> Set exercise:
Which lines in the records below contain the word "ylabel"? Copy each of them.

Chart and figure data
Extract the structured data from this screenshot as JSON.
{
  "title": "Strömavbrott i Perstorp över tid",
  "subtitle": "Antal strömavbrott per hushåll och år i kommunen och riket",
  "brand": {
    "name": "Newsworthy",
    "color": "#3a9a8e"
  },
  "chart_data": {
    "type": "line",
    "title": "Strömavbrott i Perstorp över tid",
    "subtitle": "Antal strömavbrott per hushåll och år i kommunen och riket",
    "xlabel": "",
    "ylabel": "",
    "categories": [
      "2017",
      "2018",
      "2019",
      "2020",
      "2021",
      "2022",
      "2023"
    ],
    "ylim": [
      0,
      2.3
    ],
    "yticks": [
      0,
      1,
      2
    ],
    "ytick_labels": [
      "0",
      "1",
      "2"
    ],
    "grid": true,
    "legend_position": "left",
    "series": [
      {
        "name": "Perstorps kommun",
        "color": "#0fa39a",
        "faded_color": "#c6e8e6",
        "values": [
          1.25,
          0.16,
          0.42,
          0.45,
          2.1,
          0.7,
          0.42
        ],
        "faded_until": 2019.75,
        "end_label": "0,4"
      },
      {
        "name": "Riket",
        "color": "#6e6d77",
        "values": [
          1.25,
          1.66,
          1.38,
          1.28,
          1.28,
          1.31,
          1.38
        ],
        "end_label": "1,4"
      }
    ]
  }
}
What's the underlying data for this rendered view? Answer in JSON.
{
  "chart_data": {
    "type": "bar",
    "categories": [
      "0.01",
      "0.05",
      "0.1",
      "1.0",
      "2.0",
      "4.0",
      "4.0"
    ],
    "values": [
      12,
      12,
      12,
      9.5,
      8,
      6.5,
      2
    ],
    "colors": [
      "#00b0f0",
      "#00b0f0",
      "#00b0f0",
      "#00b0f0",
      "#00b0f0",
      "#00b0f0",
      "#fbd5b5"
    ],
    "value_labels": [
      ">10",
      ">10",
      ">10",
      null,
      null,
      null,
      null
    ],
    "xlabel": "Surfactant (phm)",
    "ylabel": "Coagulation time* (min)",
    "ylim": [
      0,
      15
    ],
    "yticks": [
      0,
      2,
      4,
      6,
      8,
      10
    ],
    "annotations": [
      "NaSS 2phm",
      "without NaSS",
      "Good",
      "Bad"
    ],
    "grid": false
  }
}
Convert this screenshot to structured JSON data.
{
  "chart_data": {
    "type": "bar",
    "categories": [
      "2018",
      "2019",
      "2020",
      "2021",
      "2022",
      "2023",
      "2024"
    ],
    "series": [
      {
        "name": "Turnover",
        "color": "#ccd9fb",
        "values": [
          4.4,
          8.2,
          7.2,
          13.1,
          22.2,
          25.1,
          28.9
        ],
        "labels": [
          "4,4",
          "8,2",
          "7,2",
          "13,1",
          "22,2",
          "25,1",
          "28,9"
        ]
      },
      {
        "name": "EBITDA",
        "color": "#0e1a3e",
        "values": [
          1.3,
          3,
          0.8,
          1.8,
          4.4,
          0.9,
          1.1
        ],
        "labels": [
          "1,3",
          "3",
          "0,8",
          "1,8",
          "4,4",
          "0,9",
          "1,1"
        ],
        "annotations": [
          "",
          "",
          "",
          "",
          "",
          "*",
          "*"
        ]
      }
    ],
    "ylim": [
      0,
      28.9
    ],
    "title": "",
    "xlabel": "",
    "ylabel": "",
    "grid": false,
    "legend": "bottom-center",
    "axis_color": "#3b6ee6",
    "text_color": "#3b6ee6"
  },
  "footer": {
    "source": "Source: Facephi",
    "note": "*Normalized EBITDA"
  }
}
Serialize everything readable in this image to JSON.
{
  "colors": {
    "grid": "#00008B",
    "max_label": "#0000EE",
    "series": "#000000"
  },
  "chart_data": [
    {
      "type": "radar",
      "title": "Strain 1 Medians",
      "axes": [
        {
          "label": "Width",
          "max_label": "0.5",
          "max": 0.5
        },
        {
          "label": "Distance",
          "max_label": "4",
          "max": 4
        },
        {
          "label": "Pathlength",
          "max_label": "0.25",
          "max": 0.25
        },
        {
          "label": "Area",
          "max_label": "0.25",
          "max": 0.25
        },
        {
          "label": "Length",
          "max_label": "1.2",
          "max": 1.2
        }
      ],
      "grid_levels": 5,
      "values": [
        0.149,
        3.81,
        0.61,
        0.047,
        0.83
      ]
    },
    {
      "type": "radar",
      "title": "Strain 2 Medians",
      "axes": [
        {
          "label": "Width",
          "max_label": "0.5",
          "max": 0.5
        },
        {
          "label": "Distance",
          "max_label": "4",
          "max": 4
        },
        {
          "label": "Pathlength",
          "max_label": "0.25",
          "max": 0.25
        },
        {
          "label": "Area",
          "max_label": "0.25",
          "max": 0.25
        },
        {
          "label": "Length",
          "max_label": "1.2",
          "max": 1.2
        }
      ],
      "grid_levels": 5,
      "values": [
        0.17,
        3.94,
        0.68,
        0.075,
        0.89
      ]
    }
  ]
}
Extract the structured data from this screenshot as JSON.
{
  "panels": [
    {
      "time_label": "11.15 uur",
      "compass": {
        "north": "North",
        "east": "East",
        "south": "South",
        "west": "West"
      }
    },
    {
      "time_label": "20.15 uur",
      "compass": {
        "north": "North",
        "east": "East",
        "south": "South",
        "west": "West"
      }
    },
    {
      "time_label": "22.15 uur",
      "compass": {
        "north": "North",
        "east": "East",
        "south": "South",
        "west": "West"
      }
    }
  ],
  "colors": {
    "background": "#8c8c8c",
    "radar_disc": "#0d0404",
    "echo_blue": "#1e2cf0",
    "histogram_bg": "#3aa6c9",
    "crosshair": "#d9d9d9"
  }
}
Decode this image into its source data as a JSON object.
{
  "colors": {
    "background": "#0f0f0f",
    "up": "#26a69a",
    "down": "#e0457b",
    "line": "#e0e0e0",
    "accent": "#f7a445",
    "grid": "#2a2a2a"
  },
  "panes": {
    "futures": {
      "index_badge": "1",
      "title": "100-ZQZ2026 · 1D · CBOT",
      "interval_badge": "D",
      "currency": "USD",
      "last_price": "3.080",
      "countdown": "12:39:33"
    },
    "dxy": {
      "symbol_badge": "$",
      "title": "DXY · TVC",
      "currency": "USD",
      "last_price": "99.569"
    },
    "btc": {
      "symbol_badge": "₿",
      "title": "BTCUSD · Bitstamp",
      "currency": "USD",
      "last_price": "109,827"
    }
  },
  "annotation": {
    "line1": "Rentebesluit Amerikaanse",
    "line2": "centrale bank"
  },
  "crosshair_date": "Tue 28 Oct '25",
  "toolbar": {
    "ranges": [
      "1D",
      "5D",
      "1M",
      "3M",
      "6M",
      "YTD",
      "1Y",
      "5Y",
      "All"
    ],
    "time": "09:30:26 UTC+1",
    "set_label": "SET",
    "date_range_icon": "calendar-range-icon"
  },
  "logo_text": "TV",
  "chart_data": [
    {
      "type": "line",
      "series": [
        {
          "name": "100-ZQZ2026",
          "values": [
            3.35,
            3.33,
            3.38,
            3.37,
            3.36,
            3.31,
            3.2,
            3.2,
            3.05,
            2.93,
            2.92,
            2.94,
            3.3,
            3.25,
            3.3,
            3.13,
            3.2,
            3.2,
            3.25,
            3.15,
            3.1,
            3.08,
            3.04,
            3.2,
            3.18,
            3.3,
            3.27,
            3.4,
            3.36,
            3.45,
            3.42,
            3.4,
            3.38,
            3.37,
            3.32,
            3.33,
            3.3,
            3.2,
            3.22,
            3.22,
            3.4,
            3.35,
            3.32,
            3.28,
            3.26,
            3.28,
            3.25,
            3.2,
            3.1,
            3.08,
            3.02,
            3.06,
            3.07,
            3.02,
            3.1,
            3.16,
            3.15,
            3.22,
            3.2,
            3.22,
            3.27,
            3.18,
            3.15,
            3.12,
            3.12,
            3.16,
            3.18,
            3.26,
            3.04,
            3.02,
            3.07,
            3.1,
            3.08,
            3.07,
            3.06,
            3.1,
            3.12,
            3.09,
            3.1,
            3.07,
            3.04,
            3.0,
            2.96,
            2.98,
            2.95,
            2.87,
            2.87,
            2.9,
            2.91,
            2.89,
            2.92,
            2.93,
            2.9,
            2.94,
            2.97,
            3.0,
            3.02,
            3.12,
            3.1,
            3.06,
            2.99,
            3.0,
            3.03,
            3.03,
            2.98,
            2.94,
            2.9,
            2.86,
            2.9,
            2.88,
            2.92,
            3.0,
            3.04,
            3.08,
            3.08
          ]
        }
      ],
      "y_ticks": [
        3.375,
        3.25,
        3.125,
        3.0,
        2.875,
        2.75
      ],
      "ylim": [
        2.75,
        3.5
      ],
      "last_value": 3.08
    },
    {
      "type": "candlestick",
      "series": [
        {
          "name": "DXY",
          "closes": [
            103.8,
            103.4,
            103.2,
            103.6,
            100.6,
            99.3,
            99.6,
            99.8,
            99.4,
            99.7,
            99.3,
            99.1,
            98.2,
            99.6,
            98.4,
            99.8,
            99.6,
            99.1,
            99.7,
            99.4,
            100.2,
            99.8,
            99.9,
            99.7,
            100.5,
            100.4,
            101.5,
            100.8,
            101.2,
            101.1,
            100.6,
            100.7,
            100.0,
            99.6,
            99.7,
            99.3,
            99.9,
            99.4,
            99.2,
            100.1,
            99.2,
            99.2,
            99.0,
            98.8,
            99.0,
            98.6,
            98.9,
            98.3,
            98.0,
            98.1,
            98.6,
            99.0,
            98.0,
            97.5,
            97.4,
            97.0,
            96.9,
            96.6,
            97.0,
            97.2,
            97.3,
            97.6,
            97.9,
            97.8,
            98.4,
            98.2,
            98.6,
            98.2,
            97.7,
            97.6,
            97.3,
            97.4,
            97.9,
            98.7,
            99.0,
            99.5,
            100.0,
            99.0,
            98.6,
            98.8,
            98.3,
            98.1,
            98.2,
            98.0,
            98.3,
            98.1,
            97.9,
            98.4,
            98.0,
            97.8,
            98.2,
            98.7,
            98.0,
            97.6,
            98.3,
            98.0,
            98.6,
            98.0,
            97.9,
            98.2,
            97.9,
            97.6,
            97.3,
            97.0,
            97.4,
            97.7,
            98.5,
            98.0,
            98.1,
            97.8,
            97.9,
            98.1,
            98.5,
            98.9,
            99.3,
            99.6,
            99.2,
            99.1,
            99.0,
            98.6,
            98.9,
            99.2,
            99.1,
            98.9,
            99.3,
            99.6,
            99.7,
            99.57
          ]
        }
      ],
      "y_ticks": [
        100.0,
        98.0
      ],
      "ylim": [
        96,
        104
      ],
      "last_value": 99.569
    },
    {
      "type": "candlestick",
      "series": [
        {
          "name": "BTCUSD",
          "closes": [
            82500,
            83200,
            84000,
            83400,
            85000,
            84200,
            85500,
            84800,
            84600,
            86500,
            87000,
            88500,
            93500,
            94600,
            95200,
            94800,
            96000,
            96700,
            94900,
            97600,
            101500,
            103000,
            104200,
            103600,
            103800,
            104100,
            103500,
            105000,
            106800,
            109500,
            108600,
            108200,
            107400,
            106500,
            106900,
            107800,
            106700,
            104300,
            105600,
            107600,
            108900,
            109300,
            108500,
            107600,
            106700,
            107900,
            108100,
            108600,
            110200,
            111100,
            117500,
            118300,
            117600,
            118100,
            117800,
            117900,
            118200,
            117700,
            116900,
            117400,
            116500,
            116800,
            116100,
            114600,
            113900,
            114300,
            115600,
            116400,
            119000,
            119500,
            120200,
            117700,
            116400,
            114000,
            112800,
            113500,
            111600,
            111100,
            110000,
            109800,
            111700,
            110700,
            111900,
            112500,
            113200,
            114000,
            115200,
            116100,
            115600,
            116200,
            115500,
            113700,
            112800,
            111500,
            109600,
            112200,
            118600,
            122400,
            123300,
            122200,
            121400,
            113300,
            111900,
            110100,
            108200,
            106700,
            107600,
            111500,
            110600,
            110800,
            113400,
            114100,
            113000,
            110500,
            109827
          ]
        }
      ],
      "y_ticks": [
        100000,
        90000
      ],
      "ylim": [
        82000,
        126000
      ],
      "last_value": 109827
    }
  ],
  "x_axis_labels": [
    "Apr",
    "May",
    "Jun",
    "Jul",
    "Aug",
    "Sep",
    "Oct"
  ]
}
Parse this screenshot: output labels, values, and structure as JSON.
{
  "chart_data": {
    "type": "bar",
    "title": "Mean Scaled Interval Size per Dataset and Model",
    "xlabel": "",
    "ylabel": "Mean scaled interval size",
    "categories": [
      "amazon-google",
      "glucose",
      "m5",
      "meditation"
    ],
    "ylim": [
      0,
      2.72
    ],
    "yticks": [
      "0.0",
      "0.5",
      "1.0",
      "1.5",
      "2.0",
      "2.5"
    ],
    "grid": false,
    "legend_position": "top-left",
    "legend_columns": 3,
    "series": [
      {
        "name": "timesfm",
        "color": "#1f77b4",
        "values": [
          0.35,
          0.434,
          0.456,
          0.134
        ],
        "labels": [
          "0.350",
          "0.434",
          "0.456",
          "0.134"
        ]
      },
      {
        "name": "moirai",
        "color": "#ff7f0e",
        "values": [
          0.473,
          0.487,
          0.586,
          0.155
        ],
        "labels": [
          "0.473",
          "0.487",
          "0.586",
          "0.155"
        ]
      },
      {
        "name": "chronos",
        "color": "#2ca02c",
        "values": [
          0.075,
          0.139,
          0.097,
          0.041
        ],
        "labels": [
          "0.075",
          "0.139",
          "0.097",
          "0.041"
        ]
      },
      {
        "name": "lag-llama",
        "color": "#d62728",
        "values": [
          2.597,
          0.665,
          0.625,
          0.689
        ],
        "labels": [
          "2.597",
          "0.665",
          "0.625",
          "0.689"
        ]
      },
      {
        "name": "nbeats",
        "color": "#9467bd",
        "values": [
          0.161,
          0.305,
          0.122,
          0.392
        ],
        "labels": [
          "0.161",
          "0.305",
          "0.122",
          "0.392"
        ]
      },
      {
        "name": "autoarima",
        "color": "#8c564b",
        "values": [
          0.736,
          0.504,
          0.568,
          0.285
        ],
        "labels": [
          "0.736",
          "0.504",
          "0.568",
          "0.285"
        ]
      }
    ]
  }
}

> Output:
    "ylabel": "",
    "ylabel": "Coagulation time* (min)",
    "ylabel": "",
    "ylabel": "Mean scaled interval size",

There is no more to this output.